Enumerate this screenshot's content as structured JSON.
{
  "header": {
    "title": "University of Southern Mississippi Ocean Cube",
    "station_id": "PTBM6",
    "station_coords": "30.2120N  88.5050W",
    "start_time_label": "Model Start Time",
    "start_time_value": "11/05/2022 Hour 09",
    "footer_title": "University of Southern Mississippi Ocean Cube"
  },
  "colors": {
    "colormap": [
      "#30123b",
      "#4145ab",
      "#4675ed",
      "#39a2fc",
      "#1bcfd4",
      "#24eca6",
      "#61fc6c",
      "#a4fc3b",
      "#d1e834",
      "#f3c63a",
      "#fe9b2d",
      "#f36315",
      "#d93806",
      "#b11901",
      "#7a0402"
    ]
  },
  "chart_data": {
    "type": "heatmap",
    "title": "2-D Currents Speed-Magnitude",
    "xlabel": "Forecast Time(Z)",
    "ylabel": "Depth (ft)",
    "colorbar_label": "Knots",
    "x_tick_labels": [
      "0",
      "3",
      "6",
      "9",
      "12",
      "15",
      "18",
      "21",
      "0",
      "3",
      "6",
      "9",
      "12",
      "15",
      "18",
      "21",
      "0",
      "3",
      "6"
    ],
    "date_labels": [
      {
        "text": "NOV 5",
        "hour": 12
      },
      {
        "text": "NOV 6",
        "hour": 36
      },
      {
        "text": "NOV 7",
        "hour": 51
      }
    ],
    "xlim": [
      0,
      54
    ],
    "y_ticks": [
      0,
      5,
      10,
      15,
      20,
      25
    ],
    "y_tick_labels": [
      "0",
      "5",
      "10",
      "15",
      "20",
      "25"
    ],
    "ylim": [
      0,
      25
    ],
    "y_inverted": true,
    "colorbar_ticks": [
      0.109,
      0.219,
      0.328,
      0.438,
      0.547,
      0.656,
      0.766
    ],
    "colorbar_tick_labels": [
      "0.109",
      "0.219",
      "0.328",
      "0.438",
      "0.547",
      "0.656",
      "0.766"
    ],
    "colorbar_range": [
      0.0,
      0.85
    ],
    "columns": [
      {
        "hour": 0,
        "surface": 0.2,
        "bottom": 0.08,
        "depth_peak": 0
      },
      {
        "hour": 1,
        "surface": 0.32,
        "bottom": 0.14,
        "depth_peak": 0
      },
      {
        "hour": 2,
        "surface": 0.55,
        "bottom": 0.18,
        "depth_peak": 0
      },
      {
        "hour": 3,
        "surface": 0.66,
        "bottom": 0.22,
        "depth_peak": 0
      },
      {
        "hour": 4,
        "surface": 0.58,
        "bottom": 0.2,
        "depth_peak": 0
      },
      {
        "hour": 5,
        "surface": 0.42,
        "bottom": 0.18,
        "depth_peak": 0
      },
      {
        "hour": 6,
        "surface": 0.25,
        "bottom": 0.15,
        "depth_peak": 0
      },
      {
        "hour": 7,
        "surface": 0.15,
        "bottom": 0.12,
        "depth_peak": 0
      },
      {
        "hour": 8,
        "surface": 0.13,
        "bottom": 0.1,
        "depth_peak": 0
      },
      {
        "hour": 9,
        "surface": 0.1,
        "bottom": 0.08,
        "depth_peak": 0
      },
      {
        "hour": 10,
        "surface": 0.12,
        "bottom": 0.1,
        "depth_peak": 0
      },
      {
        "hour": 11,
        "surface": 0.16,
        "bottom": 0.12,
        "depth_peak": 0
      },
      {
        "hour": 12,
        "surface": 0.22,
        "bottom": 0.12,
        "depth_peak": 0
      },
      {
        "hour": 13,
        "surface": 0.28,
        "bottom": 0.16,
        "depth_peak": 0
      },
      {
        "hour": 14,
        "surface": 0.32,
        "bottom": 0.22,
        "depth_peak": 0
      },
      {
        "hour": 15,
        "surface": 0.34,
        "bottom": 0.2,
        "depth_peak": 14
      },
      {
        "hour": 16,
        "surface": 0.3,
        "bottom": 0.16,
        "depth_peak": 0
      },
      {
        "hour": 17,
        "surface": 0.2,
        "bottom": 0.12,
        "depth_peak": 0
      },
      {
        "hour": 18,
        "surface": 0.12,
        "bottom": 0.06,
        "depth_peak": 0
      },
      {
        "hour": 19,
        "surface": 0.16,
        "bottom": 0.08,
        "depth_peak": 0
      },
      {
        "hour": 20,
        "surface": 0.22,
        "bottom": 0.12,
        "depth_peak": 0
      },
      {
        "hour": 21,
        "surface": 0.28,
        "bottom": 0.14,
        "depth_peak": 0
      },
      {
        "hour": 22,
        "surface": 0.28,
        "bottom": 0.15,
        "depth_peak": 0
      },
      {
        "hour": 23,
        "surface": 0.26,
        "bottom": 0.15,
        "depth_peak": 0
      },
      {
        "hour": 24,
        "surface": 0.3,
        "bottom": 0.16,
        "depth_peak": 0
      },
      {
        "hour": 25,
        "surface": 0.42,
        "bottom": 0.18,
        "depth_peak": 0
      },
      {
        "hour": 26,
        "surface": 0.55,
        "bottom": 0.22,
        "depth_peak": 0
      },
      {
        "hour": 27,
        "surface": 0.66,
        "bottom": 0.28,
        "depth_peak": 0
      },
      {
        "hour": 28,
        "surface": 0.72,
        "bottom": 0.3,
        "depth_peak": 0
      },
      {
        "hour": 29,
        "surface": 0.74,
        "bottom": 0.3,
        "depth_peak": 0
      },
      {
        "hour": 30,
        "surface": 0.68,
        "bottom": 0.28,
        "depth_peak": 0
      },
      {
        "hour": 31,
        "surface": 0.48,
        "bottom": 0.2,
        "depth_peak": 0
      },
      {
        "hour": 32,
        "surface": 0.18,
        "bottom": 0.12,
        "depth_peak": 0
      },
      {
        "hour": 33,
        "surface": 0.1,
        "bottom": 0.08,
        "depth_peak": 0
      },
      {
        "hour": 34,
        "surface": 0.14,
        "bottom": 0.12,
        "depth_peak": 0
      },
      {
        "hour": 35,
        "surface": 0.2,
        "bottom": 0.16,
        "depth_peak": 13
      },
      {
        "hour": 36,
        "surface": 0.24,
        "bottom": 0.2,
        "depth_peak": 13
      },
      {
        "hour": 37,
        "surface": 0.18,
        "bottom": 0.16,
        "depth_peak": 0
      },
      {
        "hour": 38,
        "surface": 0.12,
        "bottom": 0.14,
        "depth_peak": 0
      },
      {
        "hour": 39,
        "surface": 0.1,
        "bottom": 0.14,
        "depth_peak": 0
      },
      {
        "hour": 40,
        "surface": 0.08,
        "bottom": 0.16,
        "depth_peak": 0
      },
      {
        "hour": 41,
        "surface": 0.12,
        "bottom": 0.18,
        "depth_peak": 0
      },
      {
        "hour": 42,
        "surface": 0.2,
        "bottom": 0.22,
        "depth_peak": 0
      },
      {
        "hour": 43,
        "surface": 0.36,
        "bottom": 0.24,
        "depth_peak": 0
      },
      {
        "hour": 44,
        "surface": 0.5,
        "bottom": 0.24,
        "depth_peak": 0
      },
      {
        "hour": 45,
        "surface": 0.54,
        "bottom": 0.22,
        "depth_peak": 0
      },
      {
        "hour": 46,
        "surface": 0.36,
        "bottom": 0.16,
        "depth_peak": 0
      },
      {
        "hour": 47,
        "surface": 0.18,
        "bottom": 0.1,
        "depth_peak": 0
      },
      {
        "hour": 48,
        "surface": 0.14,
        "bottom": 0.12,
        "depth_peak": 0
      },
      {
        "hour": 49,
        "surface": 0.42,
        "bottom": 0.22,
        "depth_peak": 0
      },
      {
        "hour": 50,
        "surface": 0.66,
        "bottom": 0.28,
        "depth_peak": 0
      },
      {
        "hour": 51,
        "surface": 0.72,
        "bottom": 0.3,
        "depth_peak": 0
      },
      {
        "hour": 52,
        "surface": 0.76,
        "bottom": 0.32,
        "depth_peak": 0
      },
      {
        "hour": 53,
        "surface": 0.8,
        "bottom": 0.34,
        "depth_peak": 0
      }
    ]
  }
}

○ ○ ○ ○ ○

To do —
Collect the lines of the data that carry the word "Cube".

Finished task —
    "title": "University of Southern Mississippi Ocean Cube",
    "footer_title": "University of Southern Mississippi Ocean Cube"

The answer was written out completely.